● **SUPPLIED TEXT**
++++++++++++++++++++

In view of the above, therefore, we must uphold the finding of the learned Tribunal that there was a subsisting contract between the firm and the Punjab Government, and if it is found that Shri Karam Singh Kirti was a partner of the firm, as was alleged in the petition, he would be disqualified to be chosen as a member of the Punjab Legislative Assembly.

(14) We have, therefore, to see what was the position of Shri Karam Singh Kirti vis-a-vis the firm 1957. The position of this firm, as has been brought out in the evidence of Shri Karam Singh Kirti, is that to begin with Shri Karam Singh Kirti carried on the business of this firm as a joint Hindu family business. He styled himself as the proprietor of the firm obviously because he was the karta of the family. By the year 1955 this joint Hindu family firm inter alia manufactured items of sound equipment and was able to get a contract for the supply of some of these items to the Central Government.

In order to have more finances to be able to make the supply of the goods to the Central Government a partnership firm under the Indian Partnership Act was formed on 2-1-1956, vide Exhibit P. 36. One Thakar Singh, a relation of Shri Karam Singh Kirti, was to be a sleeping or financing partner and was to contribute Rs. 40,000/- towards the capital of the new firm, the to her two partners being Shri Karam Singh Kirti and his eldest son, Gurdip Singh Bolian. This new firm was to take over the joint Hindu family business which was being carried on under the name and style of Messrs. G. W. Balkar and Company as a going concern and was to carry on the work under the same name. In lieu of the assets of the joint Hindu family firm, Karam Singh Kirti was to be credited with a sum of Rs. 42,000/- and Gurdip Singh Bolina with Rs. 14,000/- as the capital contributed by them and the shares of the partners in the profit and loss of the firm were to be--Thakar Singh and Gurdip Singh Bolina, 5/16 each and Shri Karam Singh Kirti, 6/16.

It was recited in the deed that there had been a partial partition of the family as a result of which Gurdip Singh Bolina had separated from Shri Karam Singh Kirti. In due course, intimation under S. 69 of the Indian Partnership Act was given to the Registrar of Firms showing Shri Karam Singh, Gurdip Singh Bolina and Thakar Singh and the three partners of this newly constituted firm. This firm continued doing the business and the first balance-sheet was drawn up as on 30-6-1956, which showed the cash contributions made by Thakar Singh to be Rs. 30,103/12/- ; his share of profit which was added to his account came to Rs. 15,965/12/9, his loan account which was also added to his capital account came to Rs. 7,304/- and thus his total contributions to the capital account were shown at Rs. 53,373/8/9.

++++++++++++++++++++

● **INSTRUCTIONS TO FOLLOW**
Please carry the judgment on Shri Karam Singh Kirti's firm forward from its last sentence. The items have nothing to do with the judgment on Shri Karam Singh Kirti's firm.

++++++++++++++++++++

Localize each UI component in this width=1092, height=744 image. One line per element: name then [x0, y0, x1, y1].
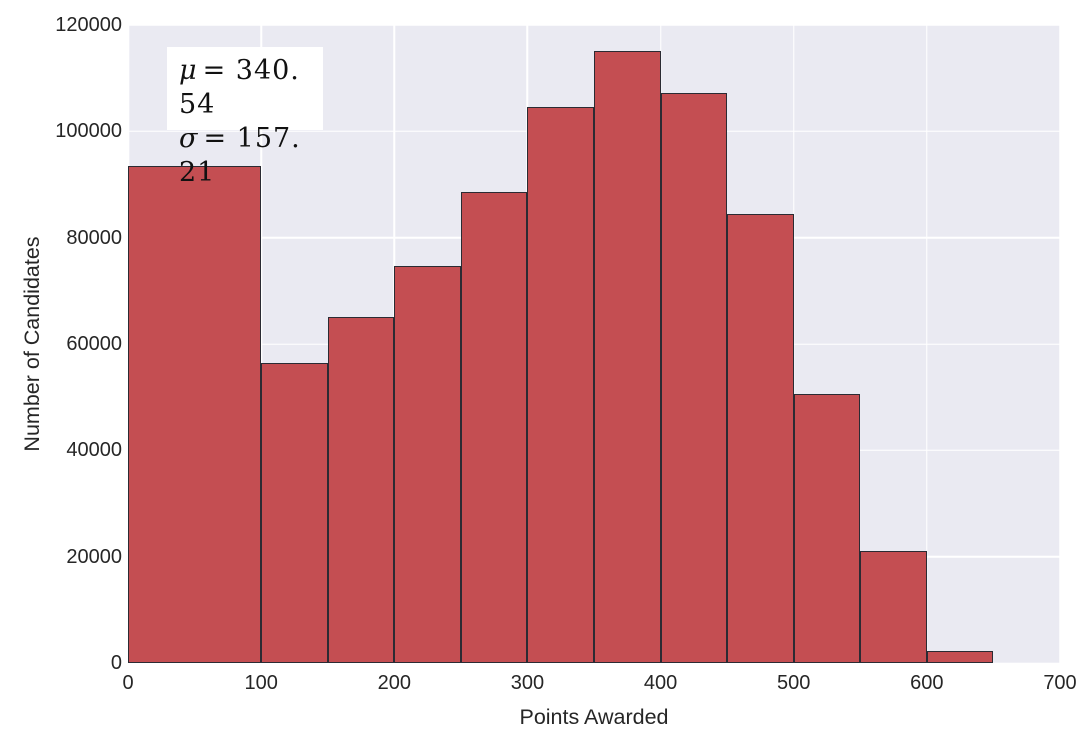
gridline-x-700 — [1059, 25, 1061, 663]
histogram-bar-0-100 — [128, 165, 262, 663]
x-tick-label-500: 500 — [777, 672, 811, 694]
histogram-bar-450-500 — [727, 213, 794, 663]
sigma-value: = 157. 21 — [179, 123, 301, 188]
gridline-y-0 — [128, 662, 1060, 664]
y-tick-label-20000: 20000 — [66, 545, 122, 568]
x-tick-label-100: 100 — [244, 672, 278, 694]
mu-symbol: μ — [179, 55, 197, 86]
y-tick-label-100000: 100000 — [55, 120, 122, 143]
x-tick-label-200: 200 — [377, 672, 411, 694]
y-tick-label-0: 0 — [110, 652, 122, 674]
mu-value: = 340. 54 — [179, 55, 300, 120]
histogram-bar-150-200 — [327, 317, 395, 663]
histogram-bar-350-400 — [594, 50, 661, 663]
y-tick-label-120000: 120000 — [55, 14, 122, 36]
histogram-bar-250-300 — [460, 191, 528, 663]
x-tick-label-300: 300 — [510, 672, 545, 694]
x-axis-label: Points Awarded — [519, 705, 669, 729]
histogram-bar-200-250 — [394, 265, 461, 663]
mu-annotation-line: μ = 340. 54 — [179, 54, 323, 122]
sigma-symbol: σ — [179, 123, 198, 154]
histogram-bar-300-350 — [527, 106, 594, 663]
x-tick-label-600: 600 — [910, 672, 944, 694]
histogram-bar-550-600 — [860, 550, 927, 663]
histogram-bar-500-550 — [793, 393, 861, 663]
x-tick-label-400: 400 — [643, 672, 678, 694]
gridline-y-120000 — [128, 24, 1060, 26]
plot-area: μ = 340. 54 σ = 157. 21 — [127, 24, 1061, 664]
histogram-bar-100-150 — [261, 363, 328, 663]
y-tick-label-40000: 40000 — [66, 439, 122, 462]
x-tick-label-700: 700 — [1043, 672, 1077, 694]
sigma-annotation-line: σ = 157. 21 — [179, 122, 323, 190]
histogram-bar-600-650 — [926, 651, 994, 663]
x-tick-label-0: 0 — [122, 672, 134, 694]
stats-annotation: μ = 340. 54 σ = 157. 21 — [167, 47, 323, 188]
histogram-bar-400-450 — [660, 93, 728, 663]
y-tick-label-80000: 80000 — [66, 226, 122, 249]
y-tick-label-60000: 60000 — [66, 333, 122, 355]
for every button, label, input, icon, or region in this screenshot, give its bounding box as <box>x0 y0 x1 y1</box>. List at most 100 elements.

++++++++++++++++++++

● **THE RESULT**
The firm continued business in this manner till 25-1-1957, when two deeds were executed by which Shri Karam Singh Kirti purported to sever his connection as a partner in the firm. By deed, Exhibit R. 11, the parties agreed to modify the term in the original deed, Exhibit P. 36, which required a partner, desiring to dissolve the firm by going out, to give one month's notice to the other partners, and the partners agreed to permit Shri Karam Singh Kirti to withdraw from the partnership with immediate effect without giving such a notice. By the other deed, Exhibit. 5, purporting to be a dissolution of partnership, the partnership created on 2-1-1956, under the name and style of Messrs. G. W. Balkar and Company was dissolved by mutual consent as from that date and it was provided that thereafter the aforesaid business under the same name would be continued by the remaining two partners, namely Gurdip Singh Bolina and Thakar Singh.

It was further recited that the parties had gone into the accounts of partnership and it was agreed that the capital standing to the credit of the retiring partner, inclusive of his share of profits upto that date, would be paid to him within three moths from the date of the execution of the deed, failing which the continuing partners would become liable to pay 12 per cent per annum interest on the total amount due to him. In view of the agreement to pay back the capital as aforesaid, Shri Karam Singh Kirti assigned his interest in the partnership as well as his right to the good will to the remaining partners. It may be stated her that under the original deed. Exhibit P. 36, on dissolution of the firm, the goodwill belonged to Shri Karam Singh Kirti alone.

Intimation about this change in the constitution of the partnership was sent to the Registrar, vide Exhibit P. 9, which is dated 25-1-1957, but was received in the office of the Registrar of Firms on 31-1-1957. It is mentioned in this document that Shri Karam Singh had ceased to be a partner with effect from 25-1-1957. The firm had accounts with the Central Bank and the New Bank of India and consequently intimation was given to these two banks also. Intimation to the former was sent under the signature of Shri Karam Singh on 25-1-1957, (Exhibit P. 20) and the stamp of the bank shows that the same was received under diary No. 357 on the same date. This fact is deposed to by an official of the central Bank, P. W. 12. The letter addressed to the New Bank of India, Exhibit P. 15, is signed by Gurdip Singh Bolina and is stated to have been received on the same day though the date of the receipt is not marked on this document. This fact is deposed to by Jagan Nath Accountant of the Bank who appeared as P. W. 2.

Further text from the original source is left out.